**书面要求**
请筛选下列记录，照录其中含有字符串“贡献利润和资金占用的增长速度差异”的每一行。

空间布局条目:
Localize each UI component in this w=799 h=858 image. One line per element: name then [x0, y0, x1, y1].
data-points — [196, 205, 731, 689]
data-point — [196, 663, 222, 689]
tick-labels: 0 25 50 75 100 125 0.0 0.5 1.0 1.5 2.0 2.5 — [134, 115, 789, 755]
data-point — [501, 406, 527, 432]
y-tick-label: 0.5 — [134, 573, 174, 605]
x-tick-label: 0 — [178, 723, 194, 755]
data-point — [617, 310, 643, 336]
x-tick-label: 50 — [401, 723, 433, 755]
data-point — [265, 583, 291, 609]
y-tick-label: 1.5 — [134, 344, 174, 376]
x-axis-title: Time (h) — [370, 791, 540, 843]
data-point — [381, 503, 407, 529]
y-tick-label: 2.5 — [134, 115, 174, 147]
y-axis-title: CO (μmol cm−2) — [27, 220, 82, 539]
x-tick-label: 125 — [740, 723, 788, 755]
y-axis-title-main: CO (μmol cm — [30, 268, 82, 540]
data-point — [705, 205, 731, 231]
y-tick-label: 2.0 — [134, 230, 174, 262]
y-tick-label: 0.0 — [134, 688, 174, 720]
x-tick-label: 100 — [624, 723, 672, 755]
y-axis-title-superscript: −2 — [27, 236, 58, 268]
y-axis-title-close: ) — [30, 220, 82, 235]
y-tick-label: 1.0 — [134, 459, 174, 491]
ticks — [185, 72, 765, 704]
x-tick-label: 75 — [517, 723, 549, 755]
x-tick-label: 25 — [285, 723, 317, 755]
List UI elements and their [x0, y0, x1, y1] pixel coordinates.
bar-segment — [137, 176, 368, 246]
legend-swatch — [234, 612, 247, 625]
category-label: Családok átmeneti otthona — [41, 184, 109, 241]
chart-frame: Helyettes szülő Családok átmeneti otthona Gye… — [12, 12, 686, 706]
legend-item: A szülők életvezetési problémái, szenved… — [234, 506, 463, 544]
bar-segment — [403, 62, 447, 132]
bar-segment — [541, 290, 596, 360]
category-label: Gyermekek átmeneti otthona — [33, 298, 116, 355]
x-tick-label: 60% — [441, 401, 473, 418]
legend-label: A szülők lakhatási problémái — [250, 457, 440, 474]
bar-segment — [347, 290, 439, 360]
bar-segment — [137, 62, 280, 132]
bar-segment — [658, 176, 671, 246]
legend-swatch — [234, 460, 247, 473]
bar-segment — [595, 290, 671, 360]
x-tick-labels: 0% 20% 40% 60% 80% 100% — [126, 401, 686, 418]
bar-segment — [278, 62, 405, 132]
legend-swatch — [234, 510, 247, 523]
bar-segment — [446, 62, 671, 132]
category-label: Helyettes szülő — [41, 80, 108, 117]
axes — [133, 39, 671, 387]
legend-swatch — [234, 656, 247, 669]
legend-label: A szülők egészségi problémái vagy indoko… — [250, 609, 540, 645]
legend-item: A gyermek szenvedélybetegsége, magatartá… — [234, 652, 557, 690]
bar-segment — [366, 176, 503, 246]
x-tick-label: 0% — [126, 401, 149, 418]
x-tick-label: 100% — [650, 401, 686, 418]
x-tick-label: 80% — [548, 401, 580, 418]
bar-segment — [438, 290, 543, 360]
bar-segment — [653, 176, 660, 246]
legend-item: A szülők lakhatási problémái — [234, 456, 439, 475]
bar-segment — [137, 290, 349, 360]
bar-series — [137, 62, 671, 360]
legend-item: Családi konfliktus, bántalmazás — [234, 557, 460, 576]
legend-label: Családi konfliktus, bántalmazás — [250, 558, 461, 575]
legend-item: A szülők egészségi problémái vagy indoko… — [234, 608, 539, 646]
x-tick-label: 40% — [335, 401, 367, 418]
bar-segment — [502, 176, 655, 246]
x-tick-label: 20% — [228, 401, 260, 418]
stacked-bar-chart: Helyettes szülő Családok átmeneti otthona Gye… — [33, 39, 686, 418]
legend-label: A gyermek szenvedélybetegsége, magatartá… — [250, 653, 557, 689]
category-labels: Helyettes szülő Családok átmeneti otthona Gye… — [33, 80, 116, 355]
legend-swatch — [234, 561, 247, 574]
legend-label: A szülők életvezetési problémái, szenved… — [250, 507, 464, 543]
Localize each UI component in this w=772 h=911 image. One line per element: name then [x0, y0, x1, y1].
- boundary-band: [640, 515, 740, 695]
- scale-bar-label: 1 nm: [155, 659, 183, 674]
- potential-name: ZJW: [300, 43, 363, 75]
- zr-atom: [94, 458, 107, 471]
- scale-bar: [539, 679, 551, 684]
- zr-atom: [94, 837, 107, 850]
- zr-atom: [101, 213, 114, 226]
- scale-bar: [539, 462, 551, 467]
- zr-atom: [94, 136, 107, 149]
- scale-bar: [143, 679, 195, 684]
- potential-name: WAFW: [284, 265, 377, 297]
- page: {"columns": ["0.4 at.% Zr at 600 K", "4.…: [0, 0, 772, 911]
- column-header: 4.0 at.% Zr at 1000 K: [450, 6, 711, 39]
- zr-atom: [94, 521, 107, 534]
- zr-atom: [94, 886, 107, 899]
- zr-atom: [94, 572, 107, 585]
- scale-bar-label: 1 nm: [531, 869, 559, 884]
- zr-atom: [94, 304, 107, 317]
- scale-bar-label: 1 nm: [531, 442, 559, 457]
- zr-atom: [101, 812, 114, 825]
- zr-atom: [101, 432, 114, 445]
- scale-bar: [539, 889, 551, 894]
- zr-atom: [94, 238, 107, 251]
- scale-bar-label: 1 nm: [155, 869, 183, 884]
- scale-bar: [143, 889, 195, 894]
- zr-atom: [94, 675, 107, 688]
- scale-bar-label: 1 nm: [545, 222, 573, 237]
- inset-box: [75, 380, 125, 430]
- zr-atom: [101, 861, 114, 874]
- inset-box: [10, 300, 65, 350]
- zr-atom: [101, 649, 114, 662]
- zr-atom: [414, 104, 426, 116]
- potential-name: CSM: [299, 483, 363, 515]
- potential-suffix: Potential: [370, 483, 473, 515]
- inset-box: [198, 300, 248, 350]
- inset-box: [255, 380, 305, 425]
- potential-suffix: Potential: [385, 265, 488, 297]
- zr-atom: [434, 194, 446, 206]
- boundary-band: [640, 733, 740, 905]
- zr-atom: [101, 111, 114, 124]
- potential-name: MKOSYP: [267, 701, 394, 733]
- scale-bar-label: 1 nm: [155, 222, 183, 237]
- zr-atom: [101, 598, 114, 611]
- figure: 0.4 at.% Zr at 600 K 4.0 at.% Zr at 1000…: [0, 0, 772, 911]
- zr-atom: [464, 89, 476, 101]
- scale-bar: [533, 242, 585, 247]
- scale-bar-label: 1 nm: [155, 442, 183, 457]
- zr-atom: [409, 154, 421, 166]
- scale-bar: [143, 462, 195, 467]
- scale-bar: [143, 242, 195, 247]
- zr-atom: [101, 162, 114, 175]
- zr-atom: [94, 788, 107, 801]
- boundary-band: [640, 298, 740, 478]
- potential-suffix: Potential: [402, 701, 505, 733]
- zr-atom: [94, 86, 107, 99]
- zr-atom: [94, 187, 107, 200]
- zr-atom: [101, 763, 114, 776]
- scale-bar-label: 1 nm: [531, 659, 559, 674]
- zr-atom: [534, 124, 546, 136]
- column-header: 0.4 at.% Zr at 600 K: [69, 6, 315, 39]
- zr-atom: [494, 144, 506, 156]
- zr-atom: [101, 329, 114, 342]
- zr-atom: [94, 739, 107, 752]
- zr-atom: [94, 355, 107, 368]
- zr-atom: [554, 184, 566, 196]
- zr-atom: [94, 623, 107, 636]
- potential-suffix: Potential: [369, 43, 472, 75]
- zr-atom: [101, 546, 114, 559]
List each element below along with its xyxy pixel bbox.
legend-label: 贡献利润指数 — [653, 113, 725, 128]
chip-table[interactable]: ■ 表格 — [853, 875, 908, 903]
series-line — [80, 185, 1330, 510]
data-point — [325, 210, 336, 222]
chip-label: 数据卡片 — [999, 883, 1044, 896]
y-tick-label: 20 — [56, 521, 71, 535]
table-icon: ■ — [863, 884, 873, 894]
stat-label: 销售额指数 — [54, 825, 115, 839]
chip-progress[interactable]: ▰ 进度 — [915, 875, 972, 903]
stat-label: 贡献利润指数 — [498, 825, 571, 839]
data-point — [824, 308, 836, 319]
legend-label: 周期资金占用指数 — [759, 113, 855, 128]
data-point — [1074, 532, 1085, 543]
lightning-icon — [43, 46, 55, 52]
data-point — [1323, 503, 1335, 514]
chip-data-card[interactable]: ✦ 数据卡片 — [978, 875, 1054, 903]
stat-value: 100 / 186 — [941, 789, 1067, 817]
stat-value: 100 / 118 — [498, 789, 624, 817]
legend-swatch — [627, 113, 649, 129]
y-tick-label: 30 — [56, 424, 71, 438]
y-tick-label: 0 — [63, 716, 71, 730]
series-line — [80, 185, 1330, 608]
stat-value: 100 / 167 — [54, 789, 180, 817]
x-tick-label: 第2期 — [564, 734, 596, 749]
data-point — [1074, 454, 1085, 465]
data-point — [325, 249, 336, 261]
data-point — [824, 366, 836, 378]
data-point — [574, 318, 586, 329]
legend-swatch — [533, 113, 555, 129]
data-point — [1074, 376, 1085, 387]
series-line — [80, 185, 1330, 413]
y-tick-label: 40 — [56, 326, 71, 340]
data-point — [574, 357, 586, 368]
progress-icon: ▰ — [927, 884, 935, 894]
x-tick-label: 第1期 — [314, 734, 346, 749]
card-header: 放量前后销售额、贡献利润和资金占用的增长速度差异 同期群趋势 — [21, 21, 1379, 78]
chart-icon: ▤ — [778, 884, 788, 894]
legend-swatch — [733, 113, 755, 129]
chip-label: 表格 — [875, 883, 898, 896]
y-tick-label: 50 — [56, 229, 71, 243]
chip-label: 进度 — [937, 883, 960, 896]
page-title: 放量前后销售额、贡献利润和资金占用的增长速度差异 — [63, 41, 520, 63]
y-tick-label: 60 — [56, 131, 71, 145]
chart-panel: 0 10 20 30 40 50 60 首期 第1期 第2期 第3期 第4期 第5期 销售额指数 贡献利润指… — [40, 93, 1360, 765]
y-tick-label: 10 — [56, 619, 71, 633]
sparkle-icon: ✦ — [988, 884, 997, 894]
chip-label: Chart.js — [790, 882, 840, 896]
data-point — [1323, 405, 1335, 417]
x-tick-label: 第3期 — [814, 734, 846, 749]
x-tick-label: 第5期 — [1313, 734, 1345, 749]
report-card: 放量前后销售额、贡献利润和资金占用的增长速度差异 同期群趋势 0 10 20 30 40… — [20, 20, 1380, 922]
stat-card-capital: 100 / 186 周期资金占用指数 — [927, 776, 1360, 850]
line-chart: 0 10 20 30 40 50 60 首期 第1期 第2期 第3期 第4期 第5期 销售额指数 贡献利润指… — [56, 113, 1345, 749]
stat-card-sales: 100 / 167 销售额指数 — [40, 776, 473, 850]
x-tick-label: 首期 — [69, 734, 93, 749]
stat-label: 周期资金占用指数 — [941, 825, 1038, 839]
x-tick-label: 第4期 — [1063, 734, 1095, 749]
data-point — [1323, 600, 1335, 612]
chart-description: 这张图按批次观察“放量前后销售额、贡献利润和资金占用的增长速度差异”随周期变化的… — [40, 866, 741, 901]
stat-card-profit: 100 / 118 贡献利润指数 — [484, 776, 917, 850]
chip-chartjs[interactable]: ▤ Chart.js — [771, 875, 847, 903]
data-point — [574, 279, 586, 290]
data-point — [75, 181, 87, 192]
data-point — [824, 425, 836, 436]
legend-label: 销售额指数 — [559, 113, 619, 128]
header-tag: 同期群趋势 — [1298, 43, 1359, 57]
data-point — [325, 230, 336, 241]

**任务结果**
card-header: 放量前后销售额、贡献利润和资金占用的增长速度差异 同期群趋势 — [21, 21, 1379, 78]
page-title: 放量前后销售额、贡献利润和资金占用的增长速度差异 — [63, 41, 520, 63]
report-card: 放量前后销售额、贡献利润和资金占用的增长速度差异 同期群趋势 0 10 20 30 40… — [20, 20, 1380, 922]
chart-description: 这张图按批次观察“放量前后销售额、贡献利润和资金占用的增长速度差异”随周期变化的… — [40, 866, 741, 901]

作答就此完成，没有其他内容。